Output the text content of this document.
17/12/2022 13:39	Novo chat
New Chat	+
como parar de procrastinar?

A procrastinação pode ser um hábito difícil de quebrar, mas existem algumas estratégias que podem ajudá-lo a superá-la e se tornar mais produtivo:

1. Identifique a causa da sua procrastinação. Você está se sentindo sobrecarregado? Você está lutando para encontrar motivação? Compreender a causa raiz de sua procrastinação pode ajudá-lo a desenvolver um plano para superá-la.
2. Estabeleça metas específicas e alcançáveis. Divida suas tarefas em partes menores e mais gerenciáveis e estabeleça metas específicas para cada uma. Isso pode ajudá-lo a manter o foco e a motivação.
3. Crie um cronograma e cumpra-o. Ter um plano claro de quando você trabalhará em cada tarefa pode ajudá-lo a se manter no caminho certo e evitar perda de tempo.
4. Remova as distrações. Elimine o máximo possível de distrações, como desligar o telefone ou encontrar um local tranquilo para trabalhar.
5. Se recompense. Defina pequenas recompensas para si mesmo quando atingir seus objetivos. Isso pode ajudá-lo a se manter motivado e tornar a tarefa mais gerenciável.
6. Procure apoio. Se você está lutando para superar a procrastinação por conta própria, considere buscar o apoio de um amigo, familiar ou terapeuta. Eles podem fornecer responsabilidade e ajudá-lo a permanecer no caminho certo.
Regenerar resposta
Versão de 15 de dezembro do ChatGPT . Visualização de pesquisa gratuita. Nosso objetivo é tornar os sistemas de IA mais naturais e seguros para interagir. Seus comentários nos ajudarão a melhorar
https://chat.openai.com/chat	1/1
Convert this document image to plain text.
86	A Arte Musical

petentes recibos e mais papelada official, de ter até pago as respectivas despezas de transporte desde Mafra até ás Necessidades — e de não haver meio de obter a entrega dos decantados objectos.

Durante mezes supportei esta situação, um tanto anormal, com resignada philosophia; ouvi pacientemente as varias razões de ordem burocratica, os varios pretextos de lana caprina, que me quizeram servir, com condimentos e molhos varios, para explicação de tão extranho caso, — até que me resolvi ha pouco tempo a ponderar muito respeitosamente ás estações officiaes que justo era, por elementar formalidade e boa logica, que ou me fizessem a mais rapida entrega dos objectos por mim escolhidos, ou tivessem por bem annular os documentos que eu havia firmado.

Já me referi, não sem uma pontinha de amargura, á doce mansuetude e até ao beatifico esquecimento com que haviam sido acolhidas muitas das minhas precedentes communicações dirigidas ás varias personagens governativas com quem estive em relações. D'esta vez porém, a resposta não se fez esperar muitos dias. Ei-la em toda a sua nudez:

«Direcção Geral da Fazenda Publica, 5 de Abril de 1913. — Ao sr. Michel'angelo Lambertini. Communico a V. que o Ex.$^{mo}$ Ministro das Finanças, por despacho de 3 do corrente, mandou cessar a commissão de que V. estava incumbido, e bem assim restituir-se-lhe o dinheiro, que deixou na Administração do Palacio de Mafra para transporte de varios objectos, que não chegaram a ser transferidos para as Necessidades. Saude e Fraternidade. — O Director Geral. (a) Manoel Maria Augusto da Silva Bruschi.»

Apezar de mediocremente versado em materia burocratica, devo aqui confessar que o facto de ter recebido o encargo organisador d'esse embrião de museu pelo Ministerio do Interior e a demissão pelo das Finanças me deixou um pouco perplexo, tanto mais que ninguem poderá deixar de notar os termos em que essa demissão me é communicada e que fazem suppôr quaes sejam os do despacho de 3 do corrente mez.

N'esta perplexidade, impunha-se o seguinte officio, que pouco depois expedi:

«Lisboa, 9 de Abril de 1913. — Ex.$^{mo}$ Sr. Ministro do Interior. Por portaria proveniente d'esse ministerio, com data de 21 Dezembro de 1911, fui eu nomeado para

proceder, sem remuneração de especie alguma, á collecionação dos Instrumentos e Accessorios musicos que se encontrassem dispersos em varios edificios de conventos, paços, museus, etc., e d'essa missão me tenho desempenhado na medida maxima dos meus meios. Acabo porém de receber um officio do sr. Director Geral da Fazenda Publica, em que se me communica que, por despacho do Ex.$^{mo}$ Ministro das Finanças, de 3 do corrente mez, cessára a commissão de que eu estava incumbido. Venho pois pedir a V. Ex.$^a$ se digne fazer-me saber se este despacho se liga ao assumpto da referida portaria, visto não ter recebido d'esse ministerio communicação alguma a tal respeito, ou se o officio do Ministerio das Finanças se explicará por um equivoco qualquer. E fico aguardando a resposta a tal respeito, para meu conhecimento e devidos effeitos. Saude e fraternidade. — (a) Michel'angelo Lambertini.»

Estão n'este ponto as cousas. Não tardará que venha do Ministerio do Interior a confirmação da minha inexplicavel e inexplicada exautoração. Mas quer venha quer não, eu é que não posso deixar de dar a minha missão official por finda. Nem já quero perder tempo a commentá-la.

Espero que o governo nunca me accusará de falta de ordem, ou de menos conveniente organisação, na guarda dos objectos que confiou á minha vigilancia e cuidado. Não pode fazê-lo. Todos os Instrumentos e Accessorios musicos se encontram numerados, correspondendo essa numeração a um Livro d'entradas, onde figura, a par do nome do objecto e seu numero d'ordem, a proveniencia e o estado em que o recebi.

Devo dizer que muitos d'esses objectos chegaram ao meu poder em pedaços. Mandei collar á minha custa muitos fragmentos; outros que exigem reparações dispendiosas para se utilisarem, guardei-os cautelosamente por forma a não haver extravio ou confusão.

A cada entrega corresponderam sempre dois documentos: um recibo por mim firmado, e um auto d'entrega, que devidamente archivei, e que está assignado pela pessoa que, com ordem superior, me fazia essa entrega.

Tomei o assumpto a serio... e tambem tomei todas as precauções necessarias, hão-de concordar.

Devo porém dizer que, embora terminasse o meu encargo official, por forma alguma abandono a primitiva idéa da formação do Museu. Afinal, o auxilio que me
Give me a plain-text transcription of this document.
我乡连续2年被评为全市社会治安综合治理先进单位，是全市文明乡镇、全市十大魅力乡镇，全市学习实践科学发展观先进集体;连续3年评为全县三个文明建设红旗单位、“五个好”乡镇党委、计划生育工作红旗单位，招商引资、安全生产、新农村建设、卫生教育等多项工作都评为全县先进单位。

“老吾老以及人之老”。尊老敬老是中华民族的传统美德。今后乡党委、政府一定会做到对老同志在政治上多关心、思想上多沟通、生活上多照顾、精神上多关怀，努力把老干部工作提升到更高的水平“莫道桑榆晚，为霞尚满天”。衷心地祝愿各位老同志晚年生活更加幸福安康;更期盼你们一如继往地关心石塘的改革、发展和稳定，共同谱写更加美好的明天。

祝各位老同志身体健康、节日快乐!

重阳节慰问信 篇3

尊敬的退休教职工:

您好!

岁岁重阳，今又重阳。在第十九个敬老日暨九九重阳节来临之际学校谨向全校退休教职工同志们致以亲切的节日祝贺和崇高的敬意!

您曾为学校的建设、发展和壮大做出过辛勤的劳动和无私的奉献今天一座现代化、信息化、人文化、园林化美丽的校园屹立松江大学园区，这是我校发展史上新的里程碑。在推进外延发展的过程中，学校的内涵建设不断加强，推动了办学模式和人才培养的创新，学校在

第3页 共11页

> [AIM OF THE EXERCISE]
Identify lines with the string "como". Copy each one.

> [SOLVED PROBLEM]
como parar de procrastinar?
4. Remova as distrações. Elimine o máximo possível de distrações, como desligar o telefone ou encontrar um local tranquilo para trabalhar.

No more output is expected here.